[YOUR TASK]
Make an exact copy of all the material below, apart from the pictures.

[LISTED RECORDS]
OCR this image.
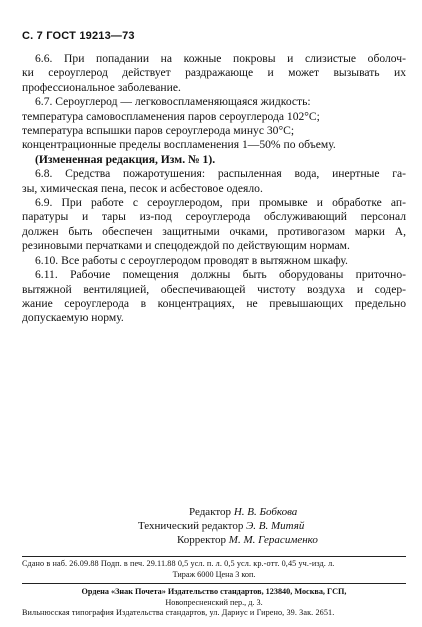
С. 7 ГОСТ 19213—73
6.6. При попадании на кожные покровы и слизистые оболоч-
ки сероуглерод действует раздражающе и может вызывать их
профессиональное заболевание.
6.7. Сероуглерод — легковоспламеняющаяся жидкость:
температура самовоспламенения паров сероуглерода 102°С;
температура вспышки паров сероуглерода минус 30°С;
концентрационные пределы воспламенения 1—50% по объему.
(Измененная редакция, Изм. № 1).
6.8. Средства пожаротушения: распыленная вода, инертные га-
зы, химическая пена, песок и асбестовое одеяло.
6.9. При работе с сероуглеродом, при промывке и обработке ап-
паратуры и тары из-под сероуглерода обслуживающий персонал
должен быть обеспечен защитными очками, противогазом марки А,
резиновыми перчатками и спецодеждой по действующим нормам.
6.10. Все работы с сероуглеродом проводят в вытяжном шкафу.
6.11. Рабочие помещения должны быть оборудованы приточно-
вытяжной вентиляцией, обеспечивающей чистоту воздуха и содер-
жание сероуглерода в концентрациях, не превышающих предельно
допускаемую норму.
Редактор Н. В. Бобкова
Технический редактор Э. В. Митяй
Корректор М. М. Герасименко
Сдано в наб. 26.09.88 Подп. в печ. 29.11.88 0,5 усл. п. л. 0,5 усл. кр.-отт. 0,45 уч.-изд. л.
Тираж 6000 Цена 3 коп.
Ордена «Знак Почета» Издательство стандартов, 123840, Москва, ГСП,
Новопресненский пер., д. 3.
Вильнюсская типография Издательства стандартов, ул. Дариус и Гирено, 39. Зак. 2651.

[ANSWER TO THIS TASK]
OCR this image.
С. 7 ГОСТ 19213—73
6.6. При попадании на кожные покровы и слизистые оболоч-
ки сероуглерод действует раздражающе и может вызывать их
профессиональное заболевание.
6.7. Сероуглерод — легковоспламеняющаяся жидкость:
температура самовоспламенения паров сероуглерода 102°С;
температура вспышки паров сероуглерода минус 30°С;
концентрационные пределы воспламенения 1—50% по объему.
(Измененная редакция, Изм. № 1).
6.8. Средства пожаротушения: распыленная вода, инертные га-
зы, химическая пена, песок и асбестовое одеяло.
6.9. При работе с сероуглеродом, при промывке и обработке ап-
паратуры и тары из-под сероуглерода обслуживающий персонал
должен быть обеспечен защитными очками, противогазом марки А,
резиновыми перчатками и спецодеждой по действующим нормам.
6.10. Все работы с сероуглеродом проводят в вытяжном шкафу.
6.11. Рабочие помещения должны быть оборудованы приточно-
вытяжной вентиляцией, обеспечивающей чистоту воздуха и содер-
жание сероуглерода в концентрациях, не превышающих предельно
допускаемую норму.
Редактор Н. В. Бобкова
Технический редактор Э. В. Митяй
Корректор М. М. Герасименко
Сдано в наб. 26.09.88 Подп. в печ. 29.11.88 0,5 усл. п. л. 0,5 усл. кр.-отт. 0,45 уч.-изд. л.
Тираж 6000 Цена 3 коп.
Ордена «Знак Почета» Издательство стандартов, 123840, Москва, ГСП,
Новопресненский пер., д. 3.
Вильнюсская типография Издательства стандартов, ул. Дариус и Гирено, 39. Зак. 2651.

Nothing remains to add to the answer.